>> BEGIN EXTRACTED DATA

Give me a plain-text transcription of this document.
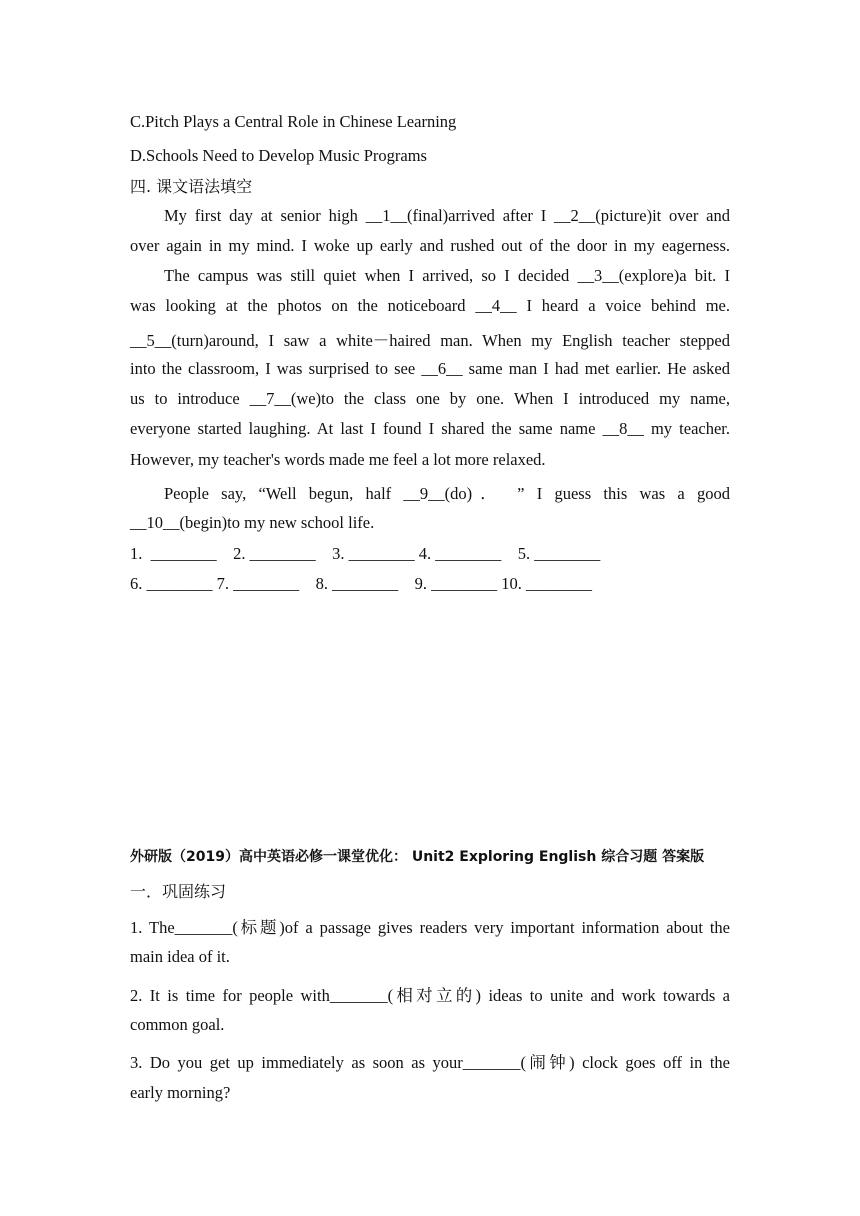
C.Pitch Plays a Central Role in Chinese Learning
D.Schools Need to Develop Music Programs
四. 课文语法填空
My first day at senior high __1__(final)arrived after I __2__(picture)it over and
over again in my mind. I woke up early and rushed out of the door in my eagerness.
The campus was still quiet when I arrived, so I decided __3__(explore)a bit. I
was looking at the photos on the noticeboard __4__ I heard a voice behind me.
__5__(turn)around, I saw a white－haired man. When my English teacher stepped
into the classroom, I was surprised to see __6__ same man I had met earlier. He asked
us to introduce __7__(we)to the class one by one. When I introduced my name,
everyone started laughing. At last I found I shared the same name __8__ my teacher.
However, my teacher's words made me feel a lot more relaxed.
People say, “Well begun, half __9__(do)． ” I guess this was a good
__10__(begin)to my new school life.
1.  ________    2. ________    3. ________ 4. ________    5. ________
6. ________ 7. ________    8. ________    9. ________ 10. ________
外研版（2019）高中英语必修一课堂优化： Unit2 Exploring English 综合习题 答案版
一．巩固练习
1. The_______(标题)of a passage gives readers very important information about the
main idea of it.
2. It is time for people with_______(相对立的) ideas to unite and work towards a
common goal.
3. Do you get up immediately as soon as your_______(闹钟) clock goes off in the
early morning?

>> END EXTRACTED DATA

Repeat each entry exactly as it appears; skip any picture.

Give me a plain-text transcription of this document.
C.Pitch Plays a Central Role in Chinese Learning
D.Schools Need to Develop Music Programs
四. 课文语法填空
My first day at senior high __1__(final)arrived after I __2__(picture)it over and
over again in my mind. I woke up early and rushed out of the door in my eagerness.
The campus was still quiet when I arrived, so I decided __3__(explore)a bit. I
was looking at the photos on the noticeboard __4__ I heard a voice behind me.
__5__(turn)around, I saw a white－haired man. When my English teacher stepped
into the classroom, I was surprised to see __6__ same man I had met earlier. He asked
us to introduce __7__(we)to the class one by one. When I introduced my name,
everyone started laughing. At last I found I shared the same name __8__ my teacher.
However, my teacher's words made me feel a lot more relaxed.
People say, “Well begun, half __9__(do)． ” I guess this was a good
__10__(begin)to my new school life.
1.  ________    2. ________    3. ________ 4. ________    5. ________
6. ________ 7. ________    8. ________    9. ________ 10. ________
外研版（2019）高中英语必修一课堂优化： Unit2 Exploring English 综合习题 答案版
一．巩固练习
1. The_______(标题)of a passage gives readers very important information about the
main idea of it.
2. It is time for people with_______(相对立的) ideas to unite and work towards a
common goal.
3. Do you get up immediately as soon as your_______(闹钟) clock goes off in the
early morning?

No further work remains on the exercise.